### Dataset records
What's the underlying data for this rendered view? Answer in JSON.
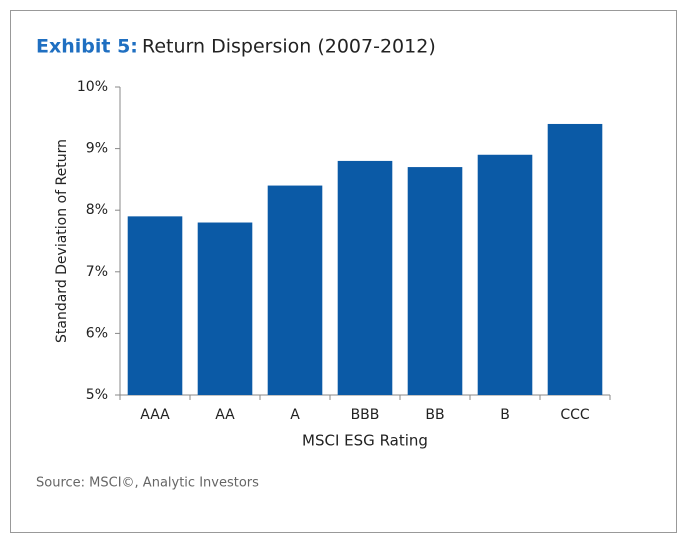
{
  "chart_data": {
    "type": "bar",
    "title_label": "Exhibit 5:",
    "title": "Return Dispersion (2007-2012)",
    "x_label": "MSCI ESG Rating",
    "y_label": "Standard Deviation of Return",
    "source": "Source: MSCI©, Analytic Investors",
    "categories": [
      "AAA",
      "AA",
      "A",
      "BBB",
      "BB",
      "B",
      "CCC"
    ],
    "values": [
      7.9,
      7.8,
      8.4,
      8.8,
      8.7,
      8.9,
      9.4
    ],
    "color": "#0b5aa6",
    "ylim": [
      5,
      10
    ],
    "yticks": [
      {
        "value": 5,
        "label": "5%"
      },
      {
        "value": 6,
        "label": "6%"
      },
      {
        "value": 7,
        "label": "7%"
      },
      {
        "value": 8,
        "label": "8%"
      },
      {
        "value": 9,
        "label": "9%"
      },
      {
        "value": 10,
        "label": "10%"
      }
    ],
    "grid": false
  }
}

...

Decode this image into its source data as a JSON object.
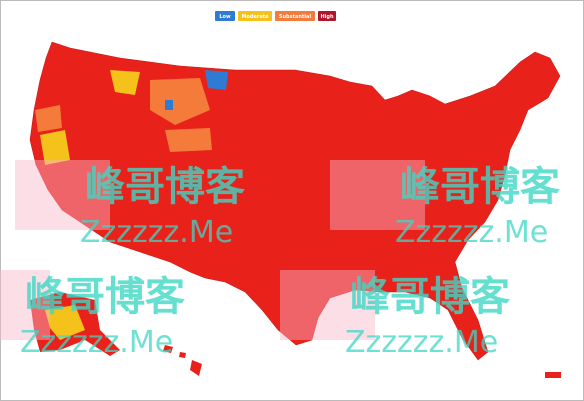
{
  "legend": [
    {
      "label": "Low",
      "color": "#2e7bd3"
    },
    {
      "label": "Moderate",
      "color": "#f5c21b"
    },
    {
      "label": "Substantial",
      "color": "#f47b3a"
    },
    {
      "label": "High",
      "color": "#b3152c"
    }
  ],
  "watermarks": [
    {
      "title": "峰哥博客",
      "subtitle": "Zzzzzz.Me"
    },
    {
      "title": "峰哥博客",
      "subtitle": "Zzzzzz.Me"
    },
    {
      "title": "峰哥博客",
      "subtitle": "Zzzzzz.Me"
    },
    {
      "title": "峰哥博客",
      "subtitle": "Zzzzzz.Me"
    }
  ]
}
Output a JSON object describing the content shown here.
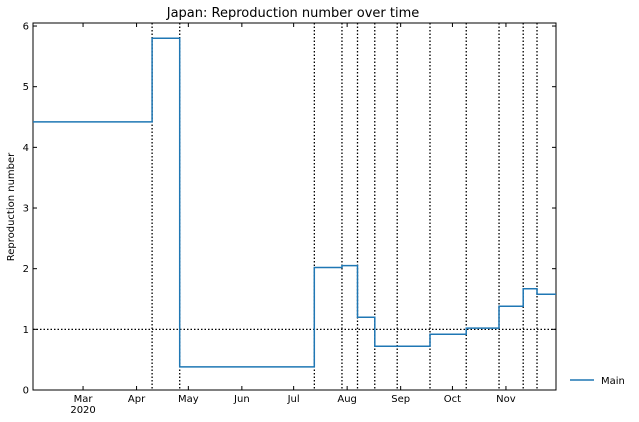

### Prompt
Restate word for word the lines that begin at the one with "Decode this image" and end at the one with "Output a JSON", including both, and leave every picture aside.

### Solution to this problem
Decode this image into its source data as a JSON object.
{
  "legend": [
    {
      "label": "Low",
      "color": "#2e7bd3"
    },
    {
      "label": "Moderate",
      "color": "#f5c21b"
    },
    {
      "label": "Substantial",
      "color": "#f47b3a"
    },
    {
      "label": "High",
      "color": "#b3152c"
    }
  ],
  "watermarks": [
    {
      "title": "峰哥博客",
      "subtitle": "Zzzzzz.Me"
    },
    {
      "title": "峰哥博客",
      "subtitle": "Zzzzzz.Me"
    },
    {
      "title": "峰哥博客",
      "subtitle": "Zzzzzz.Me"
    },
    {
      "title": "峰哥博客",
      "subtitle": "Zzzzzz.Me"
    }
  ]
}
Output a JSON object describing the content shown here.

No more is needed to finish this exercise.